Raw data —

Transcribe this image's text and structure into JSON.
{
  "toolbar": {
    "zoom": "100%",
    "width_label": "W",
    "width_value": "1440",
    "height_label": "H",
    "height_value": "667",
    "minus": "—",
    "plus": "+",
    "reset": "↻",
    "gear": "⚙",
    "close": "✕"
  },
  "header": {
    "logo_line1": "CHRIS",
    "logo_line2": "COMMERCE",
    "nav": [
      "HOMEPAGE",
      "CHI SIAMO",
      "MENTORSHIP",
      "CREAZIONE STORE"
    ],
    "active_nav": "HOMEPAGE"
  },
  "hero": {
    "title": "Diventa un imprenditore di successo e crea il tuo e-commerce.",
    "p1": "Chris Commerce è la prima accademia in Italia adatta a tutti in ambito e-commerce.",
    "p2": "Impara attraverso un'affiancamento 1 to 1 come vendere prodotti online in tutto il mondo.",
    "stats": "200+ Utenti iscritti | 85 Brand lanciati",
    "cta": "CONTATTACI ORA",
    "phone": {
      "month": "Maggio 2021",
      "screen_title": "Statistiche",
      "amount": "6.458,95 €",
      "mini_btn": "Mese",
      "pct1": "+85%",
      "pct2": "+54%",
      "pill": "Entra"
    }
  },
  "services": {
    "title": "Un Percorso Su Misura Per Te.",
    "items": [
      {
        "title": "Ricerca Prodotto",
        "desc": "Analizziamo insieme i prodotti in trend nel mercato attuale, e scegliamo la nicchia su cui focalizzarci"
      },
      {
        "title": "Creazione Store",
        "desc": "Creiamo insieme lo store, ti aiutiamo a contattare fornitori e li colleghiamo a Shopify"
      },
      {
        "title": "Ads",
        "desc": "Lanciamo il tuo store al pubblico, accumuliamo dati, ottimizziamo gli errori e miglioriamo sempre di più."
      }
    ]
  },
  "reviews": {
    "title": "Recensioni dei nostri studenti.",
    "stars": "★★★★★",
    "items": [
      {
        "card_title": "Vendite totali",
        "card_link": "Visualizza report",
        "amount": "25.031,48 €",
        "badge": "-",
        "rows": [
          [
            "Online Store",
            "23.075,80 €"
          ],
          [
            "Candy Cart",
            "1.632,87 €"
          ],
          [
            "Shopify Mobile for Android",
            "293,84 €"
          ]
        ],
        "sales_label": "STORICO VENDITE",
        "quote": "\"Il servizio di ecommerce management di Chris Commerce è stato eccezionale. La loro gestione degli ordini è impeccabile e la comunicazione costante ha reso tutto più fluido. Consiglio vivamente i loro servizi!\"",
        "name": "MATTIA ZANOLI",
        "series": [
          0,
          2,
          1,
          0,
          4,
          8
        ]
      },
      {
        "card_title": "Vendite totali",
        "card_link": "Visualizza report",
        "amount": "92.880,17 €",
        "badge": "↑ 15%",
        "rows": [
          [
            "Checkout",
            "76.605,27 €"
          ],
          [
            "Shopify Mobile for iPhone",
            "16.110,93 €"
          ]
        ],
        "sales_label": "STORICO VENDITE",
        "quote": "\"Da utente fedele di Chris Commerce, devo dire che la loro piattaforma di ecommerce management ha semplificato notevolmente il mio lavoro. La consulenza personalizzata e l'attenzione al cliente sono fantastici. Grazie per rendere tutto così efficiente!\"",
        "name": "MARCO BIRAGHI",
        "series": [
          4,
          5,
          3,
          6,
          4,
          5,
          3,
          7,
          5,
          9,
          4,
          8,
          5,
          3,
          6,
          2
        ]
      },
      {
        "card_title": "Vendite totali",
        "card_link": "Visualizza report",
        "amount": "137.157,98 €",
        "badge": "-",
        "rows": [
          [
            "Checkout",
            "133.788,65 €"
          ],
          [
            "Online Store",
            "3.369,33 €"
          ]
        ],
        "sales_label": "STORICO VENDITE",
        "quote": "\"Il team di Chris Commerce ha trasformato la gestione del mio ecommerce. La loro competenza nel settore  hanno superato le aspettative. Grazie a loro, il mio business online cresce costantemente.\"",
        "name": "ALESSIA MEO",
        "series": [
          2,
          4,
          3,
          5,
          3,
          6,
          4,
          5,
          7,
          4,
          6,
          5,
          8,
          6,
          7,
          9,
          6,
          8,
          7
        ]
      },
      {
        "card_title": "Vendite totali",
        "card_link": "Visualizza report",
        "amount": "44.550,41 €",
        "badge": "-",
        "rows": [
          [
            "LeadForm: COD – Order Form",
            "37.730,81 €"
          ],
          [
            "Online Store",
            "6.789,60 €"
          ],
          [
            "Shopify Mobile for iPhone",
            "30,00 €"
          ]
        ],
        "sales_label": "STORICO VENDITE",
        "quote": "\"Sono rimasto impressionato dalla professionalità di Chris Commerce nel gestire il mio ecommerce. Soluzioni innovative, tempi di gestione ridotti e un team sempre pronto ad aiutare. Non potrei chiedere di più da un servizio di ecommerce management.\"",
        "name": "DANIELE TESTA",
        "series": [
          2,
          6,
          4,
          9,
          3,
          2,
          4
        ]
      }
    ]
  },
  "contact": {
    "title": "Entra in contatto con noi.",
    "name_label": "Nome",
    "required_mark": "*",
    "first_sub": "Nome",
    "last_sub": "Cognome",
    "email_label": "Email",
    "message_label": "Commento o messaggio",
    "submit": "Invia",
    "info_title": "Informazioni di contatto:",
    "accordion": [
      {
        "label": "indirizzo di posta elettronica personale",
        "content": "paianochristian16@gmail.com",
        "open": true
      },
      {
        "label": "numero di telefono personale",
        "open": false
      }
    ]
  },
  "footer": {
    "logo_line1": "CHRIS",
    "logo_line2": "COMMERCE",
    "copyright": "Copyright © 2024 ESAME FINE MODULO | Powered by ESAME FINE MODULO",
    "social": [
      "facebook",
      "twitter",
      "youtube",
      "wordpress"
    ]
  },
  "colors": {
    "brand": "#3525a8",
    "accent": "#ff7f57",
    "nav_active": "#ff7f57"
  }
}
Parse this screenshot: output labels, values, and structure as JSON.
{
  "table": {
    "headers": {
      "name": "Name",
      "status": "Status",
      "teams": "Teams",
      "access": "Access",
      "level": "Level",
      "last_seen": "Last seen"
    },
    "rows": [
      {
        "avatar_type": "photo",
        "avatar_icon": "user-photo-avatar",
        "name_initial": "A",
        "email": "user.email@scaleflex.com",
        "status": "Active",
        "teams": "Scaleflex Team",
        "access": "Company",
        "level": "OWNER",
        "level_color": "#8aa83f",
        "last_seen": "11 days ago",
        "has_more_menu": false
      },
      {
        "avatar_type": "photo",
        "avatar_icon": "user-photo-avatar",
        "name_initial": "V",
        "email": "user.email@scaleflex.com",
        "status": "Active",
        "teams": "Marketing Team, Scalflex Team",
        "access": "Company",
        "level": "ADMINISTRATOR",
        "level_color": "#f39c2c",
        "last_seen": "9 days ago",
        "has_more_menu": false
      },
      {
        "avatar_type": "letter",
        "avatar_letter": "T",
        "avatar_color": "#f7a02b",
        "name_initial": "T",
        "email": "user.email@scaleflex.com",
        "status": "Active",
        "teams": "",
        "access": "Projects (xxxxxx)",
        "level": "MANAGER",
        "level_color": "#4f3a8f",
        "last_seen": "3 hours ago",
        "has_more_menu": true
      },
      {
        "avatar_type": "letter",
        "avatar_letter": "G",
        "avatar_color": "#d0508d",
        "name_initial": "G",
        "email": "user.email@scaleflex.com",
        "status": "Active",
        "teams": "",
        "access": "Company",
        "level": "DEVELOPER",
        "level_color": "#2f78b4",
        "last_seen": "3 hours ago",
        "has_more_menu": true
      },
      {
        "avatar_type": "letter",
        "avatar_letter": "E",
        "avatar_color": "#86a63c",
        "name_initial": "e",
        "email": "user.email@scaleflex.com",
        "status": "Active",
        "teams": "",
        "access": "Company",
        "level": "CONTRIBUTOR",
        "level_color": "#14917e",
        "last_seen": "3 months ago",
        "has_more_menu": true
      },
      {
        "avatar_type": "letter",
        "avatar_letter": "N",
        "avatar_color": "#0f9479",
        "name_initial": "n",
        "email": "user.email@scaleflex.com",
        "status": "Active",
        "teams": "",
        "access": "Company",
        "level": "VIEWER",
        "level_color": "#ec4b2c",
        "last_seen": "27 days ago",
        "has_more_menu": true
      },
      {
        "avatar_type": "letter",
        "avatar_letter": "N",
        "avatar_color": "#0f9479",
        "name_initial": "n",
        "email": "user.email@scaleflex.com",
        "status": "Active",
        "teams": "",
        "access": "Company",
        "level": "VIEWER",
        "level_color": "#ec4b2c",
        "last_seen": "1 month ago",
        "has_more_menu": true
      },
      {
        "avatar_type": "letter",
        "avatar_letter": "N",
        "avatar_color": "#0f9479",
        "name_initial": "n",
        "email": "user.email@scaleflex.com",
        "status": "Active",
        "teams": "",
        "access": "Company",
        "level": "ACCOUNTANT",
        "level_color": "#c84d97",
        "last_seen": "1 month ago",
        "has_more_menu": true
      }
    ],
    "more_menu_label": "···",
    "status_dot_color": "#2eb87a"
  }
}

Stated exercise — Extract each line holding the string "sempre".

Result of the task —
        "desc": "Lanciamo il tuo store al pubblico, accumuliamo dati, ottimizziamo gli errori e miglioriamo sempre di più."
        "quote": "\"Sono rimasto impressionato dalla professionalità di Chris Commerce nel gestire il mio ecommerce. Soluzioni innovative, tempi di gestione ridotti e un team sempre pronto ad aiutare. Non potrei chiedere di più da un servizio di ecommerce management.\"",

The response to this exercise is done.